● Your instructions: Beneath this task is a listing; retype all of it exactly.

● Records shown:
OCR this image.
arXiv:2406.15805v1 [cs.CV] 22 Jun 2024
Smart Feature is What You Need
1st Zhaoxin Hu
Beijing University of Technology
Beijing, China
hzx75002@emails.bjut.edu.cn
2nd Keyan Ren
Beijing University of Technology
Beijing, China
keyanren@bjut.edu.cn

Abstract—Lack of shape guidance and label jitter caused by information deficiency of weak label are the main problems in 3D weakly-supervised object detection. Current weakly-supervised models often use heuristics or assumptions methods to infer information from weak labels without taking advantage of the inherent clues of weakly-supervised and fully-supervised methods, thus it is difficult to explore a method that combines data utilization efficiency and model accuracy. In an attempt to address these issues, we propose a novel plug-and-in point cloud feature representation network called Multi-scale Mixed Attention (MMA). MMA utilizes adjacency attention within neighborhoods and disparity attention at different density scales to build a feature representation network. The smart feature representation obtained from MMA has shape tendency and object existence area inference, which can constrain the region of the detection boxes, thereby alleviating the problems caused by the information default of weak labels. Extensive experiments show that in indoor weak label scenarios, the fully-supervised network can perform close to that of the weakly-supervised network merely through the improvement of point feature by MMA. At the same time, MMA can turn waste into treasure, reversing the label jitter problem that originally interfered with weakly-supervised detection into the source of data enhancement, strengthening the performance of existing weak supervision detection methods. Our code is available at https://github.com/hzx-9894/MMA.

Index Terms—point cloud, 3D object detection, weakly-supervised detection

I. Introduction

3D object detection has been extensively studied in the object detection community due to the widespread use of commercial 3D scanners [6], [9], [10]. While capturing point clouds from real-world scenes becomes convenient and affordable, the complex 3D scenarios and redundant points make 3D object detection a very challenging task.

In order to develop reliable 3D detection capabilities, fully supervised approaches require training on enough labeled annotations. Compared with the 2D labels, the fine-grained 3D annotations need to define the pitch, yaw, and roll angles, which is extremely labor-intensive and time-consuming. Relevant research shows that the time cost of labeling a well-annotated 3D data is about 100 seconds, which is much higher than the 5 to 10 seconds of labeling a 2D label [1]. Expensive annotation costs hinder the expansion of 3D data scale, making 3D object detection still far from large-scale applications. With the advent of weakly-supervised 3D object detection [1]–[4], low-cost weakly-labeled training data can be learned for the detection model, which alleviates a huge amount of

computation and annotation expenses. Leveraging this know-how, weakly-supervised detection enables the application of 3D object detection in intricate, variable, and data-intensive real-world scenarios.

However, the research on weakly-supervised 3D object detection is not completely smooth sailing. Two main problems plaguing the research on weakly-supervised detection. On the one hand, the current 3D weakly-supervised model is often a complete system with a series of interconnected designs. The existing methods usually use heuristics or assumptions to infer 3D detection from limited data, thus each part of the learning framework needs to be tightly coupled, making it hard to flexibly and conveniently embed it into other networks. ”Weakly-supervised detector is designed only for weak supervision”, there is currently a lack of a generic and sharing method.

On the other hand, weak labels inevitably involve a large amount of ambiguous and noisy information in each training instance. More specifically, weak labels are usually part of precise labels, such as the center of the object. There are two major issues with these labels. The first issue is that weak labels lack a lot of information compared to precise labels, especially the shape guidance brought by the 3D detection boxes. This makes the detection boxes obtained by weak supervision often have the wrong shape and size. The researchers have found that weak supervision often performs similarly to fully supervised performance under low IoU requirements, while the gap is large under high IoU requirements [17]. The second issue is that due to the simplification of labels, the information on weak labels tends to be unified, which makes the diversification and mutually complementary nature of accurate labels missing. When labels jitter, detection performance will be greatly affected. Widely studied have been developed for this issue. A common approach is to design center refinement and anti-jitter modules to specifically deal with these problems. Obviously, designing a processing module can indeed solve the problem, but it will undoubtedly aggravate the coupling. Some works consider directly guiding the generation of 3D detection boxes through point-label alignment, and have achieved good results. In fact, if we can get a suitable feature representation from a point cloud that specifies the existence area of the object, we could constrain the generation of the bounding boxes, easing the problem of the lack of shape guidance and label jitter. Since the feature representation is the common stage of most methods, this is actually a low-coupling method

● Exercise response:
OCR this image.
arXiv:2406.15805v1 [cs.CV] 22 Jun 2024
Smart Feature is What You Need
1st Zhaoxin Hu
Beijing University of Technology
Beijing, China
hzx75002@emails.bjut.edu.cn
2nd Keyan Ren
Beijing University of Technology
Beijing, China
keyanren@bjut.edu.cn

Abstract—Lack of shape guidance and label jitter caused by information deficiency of weak label are the main problems in 3D weakly-supervised object detection. Current weakly-supervised models often use heuristics or assumptions methods to infer information from weak labels without taking advantage of the inherent clues of weakly-supervised and fully-supervised methods, thus it is difficult to explore a method that combines data utilization efficiency and model accuracy. In an attempt to address these issues, we propose a novel plug-and-in point cloud feature representation network called Multi-scale Mixed Attention (MMA). MMA utilizes adjacency attention within neighborhoods and disparity attention at different density scales to build a feature representation network. The smart feature representation obtained from MMA has shape tendency and object existence area inference, which can constrain the region of the detection boxes, thereby alleviating the problems caused by the information default of weak labels. Extensive experiments show that in indoor weak label scenarios, the fully-supervised network can perform close to that of the weakly-supervised network merely through the improvement of point feature by MMA. At the same time, MMA can turn waste into treasure, reversing the label jitter problem that originally interfered with weakly-supervised detection into the source of data enhancement, strengthening the performance of existing weak supervision detection methods. Our code is available at https://github.com/hzx-9894/MMA.

Index Terms—point cloud, 3D object detection, weakly-supervised detection

I. Introduction

3D object detection has been extensively studied in the object detection community due to the widespread use of commercial 3D scanners [6], [9], [10]. While capturing point clouds from real-world scenes becomes convenient and affordable, the complex 3D scenarios and redundant points make 3D object detection a very challenging task.

In order to develop reliable 3D detection capabilities, fully supervised approaches require training on enough labeled annotations. Compared with the 2D labels, the fine-grained 3D annotations need to define the pitch, yaw, and roll angles, which is extremely labor-intensive and time-consuming. Relevant research shows that the time cost of labeling a well-annotated 3D data is about 100 seconds, which is much higher than the 5 to 10 seconds of labeling a 2D label [1]. Expensive annotation costs hinder the expansion of 3D data scale, making 3D object detection still far from large-scale applications. With the advent of weakly-supervised 3D object detection [1]–[4], low-cost weakly-labeled training data can be learned for the detection model, which alleviates a huge amount of

computation and annotation expenses. Leveraging this know-how, weakly-supervised detection enables the application of 3D object detection in intricate, variable, and data-intensive real-world scenarios.

However, the research on weakly-supervised 3D object detection is not completely smooth sailing. Two main problems plaguing the research on weakly-supervised detection. On the one hand, the current 3D weakly-supervised model is often a complete system with a series of interconnected designs. The existing methods usually use heuristics or assumptions to infer 3D detection from limited data, thus each part of the learning framework needs to be tightly coupled, making it hard to flexibly and conveniently embed it into other networks. ”Weakly-supervised detector is designed only for weak supervision”, there is currently a lack of a generic and sharing method.

On the other hand, weak labels inevitably involve a large amount of ambiguous and noisy information in each training instance. More specifically, weak labels are usually part of precise labels, such as the center of the object. There are two major issues with these labels. The first issue is that weak labels lack a lot of information compared to precise labels, especially the shape guidance brought by the 3D detection boxes. This makes the detection boxes obtained by weak supervision often have the wrong shape and size. The researchers have found that weak supervision often performs similarly to fully supervised performance under low IoU requirements, while the gap is large under high IoU requirements [17]. The second issue is that due to the simplification of labels, the information on weak labels tends to be unified, which makes the diversification and mutually complementary nature of accurate labels missing. When labels jitter, detection performance will be greatly affected. Widely studied have been developed for this issue. A common approach is to design center refinement and anti-jitter modules to specifically deal with these problems. Obviously, designing a processing module can indeed solve the problem, but it will undoubtedly aggravate the coupling. Some works consider directly guiding the generation of 3D detection boxes through point-label alignment, and have achieved good results. In fact, if we can get a suitable feature representation from a point cloud that specifies the existence area of the object, we could constrain the generation of the bounding boxes, easing the problem of the lack of shape guidance and label jitter. Since the feature representation is the common stage of most methods, this is actually a low-coupling method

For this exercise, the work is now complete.